§ **Selected passage**
* * * *

A coalition of labor and business groups who negotiated the so-called “grand bargain” last summer recently called for state legislators to delay the 0.63 percent payroll tax until October 1 instead of July 1, as currently provided by the new state law.

Fifty-two state legislators signed a letter earlier this week supporting the proposed delay, according to State House News Service.

Governor Charlie Baker, a Republican, signed the paid family and medical leave bill in June 2018.

Earlier this week Baker told State House News Service that the new state Department of Family and Medical Leave is ready to start collecting the new payroll tax from employers on July 1 to provide an estimated $800 million for the new program, which is designed to allow employees who qualify to take leave in the event of a serious personal or family problem without leaving them destitute.

“We’ve done the work to be ready. The systems are in place, the operating model is up,” Baker said, according to State House News Service.

But the governor also acknowledged a delay may be in the works.

* * * *

[Page segmentation data]
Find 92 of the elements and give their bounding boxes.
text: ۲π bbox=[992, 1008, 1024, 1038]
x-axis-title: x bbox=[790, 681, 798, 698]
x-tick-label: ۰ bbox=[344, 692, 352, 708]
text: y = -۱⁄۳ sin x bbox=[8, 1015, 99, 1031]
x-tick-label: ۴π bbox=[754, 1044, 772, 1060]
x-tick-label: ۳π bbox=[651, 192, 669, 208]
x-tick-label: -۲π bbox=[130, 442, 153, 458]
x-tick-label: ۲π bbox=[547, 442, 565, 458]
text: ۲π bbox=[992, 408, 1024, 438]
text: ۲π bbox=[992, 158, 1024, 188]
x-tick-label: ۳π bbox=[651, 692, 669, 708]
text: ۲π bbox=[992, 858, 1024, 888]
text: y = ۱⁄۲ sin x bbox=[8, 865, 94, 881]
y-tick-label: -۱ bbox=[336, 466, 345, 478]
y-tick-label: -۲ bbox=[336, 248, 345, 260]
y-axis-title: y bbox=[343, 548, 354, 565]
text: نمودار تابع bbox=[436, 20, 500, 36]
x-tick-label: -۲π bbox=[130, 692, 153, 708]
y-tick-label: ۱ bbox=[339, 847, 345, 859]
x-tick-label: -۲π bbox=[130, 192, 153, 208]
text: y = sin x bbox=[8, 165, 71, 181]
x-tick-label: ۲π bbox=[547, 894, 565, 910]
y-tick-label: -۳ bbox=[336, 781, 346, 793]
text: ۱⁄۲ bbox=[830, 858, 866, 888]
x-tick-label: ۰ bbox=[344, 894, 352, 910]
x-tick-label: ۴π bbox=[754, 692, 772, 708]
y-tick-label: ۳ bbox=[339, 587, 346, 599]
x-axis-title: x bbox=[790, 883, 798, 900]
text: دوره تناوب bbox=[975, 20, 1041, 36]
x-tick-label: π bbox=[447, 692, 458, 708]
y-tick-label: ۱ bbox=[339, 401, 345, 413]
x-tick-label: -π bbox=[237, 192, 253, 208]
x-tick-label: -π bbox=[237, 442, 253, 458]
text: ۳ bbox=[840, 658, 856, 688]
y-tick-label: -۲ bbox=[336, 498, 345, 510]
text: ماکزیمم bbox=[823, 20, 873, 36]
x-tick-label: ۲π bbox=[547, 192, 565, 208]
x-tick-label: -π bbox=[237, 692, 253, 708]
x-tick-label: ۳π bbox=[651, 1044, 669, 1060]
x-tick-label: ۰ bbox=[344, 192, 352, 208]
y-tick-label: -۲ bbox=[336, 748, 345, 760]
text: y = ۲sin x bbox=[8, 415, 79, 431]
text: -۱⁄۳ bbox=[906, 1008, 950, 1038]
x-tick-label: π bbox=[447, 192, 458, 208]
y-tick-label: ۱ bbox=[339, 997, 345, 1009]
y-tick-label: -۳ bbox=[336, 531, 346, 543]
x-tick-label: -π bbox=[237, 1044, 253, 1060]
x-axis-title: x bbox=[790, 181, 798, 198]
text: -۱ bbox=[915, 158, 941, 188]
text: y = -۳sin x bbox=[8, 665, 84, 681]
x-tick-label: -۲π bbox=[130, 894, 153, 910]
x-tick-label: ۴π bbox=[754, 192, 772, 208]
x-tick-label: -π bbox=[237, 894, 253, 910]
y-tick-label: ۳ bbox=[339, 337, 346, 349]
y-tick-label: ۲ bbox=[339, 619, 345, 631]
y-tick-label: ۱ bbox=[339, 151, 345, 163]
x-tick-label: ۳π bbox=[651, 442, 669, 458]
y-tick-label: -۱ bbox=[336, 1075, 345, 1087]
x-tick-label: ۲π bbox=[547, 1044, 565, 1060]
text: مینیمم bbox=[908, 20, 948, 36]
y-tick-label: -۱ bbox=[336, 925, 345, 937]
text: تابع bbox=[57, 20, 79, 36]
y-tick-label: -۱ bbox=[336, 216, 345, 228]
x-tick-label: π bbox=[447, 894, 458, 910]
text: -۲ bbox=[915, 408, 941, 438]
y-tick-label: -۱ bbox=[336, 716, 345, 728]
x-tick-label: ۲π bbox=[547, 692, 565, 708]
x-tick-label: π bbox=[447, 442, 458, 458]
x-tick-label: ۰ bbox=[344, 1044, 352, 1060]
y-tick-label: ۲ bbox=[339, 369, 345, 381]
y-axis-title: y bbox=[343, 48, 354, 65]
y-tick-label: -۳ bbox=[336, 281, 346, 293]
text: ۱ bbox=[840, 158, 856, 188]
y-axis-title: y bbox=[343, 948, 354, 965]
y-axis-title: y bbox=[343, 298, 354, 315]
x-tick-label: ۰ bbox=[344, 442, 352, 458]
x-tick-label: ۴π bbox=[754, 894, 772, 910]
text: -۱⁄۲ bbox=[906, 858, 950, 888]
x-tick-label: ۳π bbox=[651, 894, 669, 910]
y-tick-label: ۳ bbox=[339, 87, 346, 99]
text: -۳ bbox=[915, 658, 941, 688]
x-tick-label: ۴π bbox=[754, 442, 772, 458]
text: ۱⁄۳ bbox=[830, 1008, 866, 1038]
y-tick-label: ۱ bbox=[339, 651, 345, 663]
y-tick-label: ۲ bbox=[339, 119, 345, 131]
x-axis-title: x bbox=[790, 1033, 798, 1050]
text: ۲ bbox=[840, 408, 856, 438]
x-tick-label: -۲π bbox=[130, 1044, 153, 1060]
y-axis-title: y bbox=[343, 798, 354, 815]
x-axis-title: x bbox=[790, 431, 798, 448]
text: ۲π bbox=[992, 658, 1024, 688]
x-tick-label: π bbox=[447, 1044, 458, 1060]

* * * *

§ **Work task 1**
List every specific calendar date (a date that names a month) mentioned in the article on the paid leave payroll tax.
§ **Work task 2**
Based on the article on the paid leave payroll tax, say whether each statement agrees with the text, and quote the deciding words: (a) Governor Baker signed the paid family and medical leave bill in June 2018. (b) Under the current state law, the payroll tax begins on October 1. (c) The new payroll tax is expected to provide an estimated $800 million for the program.
§ **Work task 3**
Continue the article on the paid leave payroll tax from the point where it stops.

§ **Written answer 1**
October 1, July 1, June 2018

§ **Written answer 2**
(a) Yes: "Governor Charlie Baker, a Republican, signed the paid family and medical leave bill in June 2018."
(b) No: "delay the 0.63 percent payroll tax until October 1 instead of July 1, as currently provided by the new state law."
(c) Yes: "to provide an estimated $800 million for the new program"

§ **Written answer 3**
“We’ve talked with these guys about it a bit over the course of the past few days. I’m expecting and anticipating that everybody knows that if we’re going to do something about this, we probably need to do it this week,” Baker said, according to State House News Service.

The coalition of supporters wants a $3.5 million appropriation “In order to ensure that there is a smooth roll out,” according to a letter signed by coalition members May 20.

“This appropriation would support the department’s communication and outreach plan to employers and individuals,” the letter states.

Supporters of the delay also want formal guidance from the Massachusetts Department of Revenue on the tax implications of the benefit, pending a ruling by the federal Internal Revenue Service.

They also say the legislation needs clarifications, including a change that would make it clear that taking intermittent leave or a period shorter than the maximum allowable reduces the remaining leave available to a worker. Another proposed change would make it clear that that an employee can take leave for a serious health condition if it “makes the covered individual unable to perform the functions of the covered individual’s job,” according to the May 20 letter.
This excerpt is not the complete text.